● Given request
Every line below that mentions the word "existing" should be copied out.

┄┄┄┄┄┄┄┄┄┄┄┄┄┄┄┄┄┄┄┄

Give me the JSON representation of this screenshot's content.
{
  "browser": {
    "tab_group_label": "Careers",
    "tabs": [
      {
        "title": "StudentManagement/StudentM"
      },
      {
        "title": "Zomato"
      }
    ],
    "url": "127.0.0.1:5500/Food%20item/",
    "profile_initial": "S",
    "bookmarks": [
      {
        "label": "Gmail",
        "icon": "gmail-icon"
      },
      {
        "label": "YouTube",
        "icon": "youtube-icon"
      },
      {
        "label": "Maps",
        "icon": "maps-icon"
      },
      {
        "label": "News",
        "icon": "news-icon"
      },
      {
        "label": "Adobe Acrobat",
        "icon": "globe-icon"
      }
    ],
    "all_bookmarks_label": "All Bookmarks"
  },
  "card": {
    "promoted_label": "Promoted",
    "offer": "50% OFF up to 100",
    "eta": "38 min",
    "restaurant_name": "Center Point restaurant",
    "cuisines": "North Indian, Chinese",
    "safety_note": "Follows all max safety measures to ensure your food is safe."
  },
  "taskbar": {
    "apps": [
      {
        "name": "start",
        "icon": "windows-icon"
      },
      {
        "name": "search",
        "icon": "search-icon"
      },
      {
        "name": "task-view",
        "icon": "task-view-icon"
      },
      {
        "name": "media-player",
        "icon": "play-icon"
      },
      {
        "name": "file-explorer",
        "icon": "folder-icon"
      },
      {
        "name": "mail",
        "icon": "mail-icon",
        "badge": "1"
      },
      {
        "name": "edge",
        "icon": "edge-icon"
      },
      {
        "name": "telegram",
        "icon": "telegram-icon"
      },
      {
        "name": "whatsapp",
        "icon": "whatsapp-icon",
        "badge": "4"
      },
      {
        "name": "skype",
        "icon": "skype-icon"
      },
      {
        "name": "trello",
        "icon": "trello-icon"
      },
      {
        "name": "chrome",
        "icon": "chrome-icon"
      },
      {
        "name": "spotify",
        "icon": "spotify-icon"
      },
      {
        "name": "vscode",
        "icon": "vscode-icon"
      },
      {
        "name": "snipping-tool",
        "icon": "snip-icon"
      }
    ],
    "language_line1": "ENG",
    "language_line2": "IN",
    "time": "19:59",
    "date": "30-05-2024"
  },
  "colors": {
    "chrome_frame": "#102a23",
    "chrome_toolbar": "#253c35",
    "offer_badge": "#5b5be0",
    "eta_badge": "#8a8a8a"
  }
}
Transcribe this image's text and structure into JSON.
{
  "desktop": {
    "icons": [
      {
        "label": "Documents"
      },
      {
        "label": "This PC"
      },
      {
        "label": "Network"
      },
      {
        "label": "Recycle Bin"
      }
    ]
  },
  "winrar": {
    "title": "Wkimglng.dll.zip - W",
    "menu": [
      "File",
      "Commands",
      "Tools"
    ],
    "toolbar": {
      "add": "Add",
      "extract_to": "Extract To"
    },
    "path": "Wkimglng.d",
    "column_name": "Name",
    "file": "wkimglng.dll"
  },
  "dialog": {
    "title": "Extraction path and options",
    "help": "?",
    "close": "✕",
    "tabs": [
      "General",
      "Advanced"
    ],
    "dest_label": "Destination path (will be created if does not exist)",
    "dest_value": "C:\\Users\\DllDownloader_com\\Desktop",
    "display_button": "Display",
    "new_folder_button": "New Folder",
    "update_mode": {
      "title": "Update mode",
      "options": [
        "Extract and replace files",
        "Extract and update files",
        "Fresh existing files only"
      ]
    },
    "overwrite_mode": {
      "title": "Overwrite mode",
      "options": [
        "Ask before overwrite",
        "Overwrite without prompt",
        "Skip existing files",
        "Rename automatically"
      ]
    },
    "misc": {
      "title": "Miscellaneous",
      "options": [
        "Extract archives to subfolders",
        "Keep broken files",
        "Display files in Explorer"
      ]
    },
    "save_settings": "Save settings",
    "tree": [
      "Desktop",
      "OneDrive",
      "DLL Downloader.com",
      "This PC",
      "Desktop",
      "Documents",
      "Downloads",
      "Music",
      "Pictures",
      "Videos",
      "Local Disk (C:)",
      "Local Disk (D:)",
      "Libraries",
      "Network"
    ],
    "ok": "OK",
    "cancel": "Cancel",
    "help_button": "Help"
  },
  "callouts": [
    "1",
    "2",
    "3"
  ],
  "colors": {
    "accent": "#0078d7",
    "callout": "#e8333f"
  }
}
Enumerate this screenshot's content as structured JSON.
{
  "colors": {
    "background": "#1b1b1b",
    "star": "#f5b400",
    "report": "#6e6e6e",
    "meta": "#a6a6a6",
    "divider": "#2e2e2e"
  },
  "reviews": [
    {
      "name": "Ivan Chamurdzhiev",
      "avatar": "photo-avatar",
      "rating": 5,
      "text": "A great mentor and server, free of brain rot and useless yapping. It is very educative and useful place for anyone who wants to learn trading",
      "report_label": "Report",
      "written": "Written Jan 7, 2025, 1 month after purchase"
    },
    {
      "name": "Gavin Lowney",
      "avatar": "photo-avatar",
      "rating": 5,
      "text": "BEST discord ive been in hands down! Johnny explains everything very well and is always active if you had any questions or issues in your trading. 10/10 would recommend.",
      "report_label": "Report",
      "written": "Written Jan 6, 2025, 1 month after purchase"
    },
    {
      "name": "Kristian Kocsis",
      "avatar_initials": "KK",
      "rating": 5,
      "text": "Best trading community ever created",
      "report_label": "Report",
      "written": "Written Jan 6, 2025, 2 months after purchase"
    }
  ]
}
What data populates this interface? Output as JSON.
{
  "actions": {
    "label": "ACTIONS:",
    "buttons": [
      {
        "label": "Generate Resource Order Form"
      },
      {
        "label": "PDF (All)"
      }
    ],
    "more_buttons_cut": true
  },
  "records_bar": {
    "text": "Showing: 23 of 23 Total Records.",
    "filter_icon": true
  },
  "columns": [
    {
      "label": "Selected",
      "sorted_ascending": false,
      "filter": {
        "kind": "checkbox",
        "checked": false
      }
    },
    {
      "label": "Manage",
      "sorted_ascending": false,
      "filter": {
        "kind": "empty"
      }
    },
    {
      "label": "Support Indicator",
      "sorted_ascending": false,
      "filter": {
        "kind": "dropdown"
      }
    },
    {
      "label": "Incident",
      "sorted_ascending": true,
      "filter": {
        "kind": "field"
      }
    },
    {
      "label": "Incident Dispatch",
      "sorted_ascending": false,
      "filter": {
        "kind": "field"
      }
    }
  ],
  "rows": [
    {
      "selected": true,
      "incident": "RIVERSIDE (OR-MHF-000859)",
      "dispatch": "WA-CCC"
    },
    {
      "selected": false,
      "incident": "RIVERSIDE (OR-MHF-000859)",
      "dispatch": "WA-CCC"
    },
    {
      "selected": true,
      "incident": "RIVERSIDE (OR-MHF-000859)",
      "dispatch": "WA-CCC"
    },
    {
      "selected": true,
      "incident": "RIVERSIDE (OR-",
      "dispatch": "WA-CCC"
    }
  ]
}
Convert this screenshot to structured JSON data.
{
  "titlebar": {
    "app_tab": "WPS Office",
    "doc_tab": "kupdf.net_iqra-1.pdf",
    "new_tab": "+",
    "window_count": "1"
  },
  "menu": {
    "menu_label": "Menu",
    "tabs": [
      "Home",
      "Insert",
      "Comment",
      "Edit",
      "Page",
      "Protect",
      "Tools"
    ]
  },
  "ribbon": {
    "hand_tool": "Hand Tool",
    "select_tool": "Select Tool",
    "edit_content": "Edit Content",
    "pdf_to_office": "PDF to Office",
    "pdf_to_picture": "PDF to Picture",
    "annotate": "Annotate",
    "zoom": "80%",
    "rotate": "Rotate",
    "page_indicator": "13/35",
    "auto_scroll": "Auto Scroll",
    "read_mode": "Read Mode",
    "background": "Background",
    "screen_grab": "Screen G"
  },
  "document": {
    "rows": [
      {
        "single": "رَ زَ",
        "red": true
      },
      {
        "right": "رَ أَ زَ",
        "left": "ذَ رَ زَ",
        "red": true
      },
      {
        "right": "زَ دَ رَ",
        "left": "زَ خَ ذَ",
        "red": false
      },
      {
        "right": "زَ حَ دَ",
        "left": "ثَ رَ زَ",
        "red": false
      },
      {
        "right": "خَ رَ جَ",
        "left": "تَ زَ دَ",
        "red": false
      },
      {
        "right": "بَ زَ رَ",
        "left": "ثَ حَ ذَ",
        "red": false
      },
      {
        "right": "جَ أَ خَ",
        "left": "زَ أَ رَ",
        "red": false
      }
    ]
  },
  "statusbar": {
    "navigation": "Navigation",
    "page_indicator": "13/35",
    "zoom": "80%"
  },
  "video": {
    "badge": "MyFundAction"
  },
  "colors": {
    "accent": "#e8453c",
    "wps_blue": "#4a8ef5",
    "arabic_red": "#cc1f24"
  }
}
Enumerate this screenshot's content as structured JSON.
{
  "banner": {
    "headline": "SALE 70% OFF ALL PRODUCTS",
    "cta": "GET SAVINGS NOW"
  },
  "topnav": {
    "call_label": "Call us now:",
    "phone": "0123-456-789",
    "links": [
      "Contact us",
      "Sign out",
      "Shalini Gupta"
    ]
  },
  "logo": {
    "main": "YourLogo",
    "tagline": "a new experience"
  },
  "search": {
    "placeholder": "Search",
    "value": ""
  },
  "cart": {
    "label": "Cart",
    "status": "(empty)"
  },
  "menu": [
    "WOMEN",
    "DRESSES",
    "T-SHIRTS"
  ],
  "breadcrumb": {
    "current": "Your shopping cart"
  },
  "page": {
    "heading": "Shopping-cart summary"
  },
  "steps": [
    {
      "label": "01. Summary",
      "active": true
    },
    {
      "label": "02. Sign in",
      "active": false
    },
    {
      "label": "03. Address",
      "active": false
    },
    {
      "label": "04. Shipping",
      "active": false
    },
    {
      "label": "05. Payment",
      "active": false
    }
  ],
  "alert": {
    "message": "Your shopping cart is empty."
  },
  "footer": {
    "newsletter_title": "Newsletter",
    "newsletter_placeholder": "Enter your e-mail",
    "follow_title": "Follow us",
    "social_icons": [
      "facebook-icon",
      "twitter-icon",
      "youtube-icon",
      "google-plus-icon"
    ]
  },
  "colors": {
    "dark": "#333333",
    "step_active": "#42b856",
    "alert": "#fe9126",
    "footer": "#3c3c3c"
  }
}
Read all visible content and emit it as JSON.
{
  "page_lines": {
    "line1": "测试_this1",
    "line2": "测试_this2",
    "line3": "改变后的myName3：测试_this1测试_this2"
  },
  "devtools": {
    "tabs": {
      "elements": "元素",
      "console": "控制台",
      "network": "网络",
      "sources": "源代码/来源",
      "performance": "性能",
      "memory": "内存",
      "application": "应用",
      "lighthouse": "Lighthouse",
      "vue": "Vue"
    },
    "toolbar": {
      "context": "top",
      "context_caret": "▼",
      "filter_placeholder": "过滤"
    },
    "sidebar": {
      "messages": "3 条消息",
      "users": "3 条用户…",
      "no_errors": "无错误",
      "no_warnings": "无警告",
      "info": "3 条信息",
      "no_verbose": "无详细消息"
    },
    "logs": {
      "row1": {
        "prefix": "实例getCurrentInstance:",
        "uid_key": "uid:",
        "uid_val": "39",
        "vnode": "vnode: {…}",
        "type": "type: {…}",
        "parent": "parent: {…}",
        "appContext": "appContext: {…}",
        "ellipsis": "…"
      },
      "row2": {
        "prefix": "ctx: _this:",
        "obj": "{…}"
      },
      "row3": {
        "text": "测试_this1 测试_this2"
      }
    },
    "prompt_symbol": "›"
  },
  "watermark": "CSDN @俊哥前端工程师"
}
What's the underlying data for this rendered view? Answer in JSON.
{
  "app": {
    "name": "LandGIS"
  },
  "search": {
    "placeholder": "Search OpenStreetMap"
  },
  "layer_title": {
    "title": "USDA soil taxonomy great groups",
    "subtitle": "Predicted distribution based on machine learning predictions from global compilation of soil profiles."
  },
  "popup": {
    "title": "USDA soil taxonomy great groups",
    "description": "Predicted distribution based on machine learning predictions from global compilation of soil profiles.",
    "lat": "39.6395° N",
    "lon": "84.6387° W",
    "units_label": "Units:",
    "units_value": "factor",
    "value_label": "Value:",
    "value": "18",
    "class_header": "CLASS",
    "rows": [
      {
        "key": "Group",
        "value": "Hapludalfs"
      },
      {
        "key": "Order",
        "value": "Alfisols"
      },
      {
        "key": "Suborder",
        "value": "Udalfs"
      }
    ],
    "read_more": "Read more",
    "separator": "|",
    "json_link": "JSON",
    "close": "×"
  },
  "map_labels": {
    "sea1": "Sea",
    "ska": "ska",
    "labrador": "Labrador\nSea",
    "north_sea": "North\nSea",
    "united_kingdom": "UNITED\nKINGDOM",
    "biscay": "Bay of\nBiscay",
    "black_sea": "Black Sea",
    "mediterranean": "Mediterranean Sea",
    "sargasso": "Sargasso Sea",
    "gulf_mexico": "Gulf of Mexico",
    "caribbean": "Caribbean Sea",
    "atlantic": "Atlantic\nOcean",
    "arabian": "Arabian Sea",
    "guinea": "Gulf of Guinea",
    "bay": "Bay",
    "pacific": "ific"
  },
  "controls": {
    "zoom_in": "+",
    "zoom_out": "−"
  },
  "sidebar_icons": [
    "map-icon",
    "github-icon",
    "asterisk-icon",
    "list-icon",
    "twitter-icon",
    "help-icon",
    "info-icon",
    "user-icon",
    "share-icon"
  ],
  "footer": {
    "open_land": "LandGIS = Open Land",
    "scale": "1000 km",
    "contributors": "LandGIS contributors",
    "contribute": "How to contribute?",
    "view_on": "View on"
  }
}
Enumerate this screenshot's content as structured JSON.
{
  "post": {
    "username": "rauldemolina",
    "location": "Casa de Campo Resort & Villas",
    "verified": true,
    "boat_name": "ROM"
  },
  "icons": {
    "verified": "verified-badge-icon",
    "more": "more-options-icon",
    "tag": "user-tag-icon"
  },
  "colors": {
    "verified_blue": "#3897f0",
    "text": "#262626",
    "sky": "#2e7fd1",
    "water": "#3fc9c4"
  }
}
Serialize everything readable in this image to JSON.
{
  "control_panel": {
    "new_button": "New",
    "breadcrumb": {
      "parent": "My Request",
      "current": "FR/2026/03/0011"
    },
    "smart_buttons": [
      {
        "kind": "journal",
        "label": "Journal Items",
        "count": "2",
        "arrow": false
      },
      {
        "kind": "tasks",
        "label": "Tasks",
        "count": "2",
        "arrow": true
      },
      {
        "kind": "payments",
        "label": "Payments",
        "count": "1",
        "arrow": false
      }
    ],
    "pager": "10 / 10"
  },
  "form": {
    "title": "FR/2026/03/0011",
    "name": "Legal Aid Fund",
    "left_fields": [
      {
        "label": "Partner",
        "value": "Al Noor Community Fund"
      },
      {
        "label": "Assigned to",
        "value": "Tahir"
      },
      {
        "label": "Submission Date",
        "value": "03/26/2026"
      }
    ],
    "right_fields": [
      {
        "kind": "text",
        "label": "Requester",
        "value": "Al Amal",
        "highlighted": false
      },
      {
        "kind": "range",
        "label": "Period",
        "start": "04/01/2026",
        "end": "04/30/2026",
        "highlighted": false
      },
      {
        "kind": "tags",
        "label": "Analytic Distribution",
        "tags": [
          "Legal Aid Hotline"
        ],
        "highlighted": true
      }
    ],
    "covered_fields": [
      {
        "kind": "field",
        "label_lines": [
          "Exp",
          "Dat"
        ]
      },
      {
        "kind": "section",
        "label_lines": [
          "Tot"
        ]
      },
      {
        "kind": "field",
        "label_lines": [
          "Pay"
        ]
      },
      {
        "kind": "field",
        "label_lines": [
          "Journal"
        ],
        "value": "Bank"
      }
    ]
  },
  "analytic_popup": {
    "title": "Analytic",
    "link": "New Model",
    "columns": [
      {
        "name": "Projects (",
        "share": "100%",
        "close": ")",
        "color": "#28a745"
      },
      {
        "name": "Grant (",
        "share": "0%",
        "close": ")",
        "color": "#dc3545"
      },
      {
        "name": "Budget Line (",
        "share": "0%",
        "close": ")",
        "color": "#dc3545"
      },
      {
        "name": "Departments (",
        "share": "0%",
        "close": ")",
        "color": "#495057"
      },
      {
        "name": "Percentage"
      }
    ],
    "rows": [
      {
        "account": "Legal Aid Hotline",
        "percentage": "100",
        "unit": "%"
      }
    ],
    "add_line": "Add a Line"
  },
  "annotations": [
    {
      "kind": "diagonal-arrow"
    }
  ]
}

┄┄┄┄┄┄┄┄┄┄┄┄┄┄┄┄┄┄┄┄

● Task solution
        "Fresh existing files only"
        "Skip existing files",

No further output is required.